— PROBLEM TO WORK ON —
Reproduce all of the data that follows, character for character.

[START RECORDS SUPPLIED]

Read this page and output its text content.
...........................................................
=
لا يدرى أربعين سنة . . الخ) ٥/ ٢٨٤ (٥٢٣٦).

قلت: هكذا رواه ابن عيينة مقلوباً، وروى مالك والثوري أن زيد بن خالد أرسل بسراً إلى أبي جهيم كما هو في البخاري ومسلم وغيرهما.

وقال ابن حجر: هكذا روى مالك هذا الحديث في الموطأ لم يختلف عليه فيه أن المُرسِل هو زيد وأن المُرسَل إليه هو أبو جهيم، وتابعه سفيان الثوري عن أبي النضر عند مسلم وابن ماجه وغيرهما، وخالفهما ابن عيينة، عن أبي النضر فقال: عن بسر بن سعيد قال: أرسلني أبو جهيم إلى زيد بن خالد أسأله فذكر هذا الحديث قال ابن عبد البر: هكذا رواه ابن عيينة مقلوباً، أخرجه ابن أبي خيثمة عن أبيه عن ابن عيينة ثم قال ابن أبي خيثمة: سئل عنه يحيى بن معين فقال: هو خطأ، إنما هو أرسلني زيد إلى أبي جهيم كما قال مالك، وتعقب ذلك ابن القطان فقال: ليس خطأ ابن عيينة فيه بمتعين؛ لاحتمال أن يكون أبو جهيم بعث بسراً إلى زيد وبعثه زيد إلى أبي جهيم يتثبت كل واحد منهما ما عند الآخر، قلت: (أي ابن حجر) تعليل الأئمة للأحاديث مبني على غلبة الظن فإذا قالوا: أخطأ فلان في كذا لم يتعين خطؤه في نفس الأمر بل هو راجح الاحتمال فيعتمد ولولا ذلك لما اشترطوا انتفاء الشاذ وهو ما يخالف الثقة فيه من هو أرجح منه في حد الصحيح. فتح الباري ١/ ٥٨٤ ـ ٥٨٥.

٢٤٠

[END RECORDS SUPPLIED]

— ANSWER IN FULL —
Read this page and output its text content.
...........................................................
=
لا يدرى أربعين سنة . . الخ) ٥/ ٢٨٤ (٥٢٣٦).

قلت: هكذا رواه ابن عيينة مقلوباً، وروى مالك والثوري أن زيد بن خالد أرسل بسراً إلى أبي جهيم كما هو في البخاري ومسلم وغيرهما.

وقال ابن حجر: هكذا روى مالك هذا الحديث في الموطأ لم يختلف عليه فيه أن المُرسِل هو زيد وأن المُرسَل إليه هو أبو جهيم، وتابعه سفيان الثوري عن أبي النضر عند مسلم وابن ماجه وغيرهما، وخالفهما ابن عيينة، عن أبي النضر فقال: عن بسر بن سعيد قال: أرسلني أبو جهيم إلى زيد بن خالد أسأله فذكر هذا الحديث قال ابن عبد البر: هكذا رواه ابن عيينة مقلوباً، أخرجه ابن أبي خيثمة عن أبيه عن ابن عيينة ثم قال ابن أبي خيثمة: سئل عنه يحيى بن معين فقال: هو خطأ، إنما هو أرسلني زيد إلى أبي جهيم كما قال مالك، وتعقب ذلك ابن القطان فقال: ليس خطأ ابن عيينة فيه بمتعين؛ لاحتمال أن يكون أبو جهيم بعث بسراً إلى زيد وبعثه زيد إلى أبي جهيم يتثبت كل واحد منهما ما عند الآخر، قلت: (أي ابن حجر) تعليل الأئمة للأحاديث مبني على غلبة الظن فإذا قالوا: أخطأ فلان في كذا لم يتعين خطؤه في نفس الأمر بل هو راجح الاحتمال فيعتمد ولولا ذلك لما اشترطوا انتفاء الشاذ وهو ما يخالف الثقة فيه من هو أرجح منه في حد الصحيح. فتح الباري ١/ ٥٨٤ ـ ٥٨٥.

٢٤٠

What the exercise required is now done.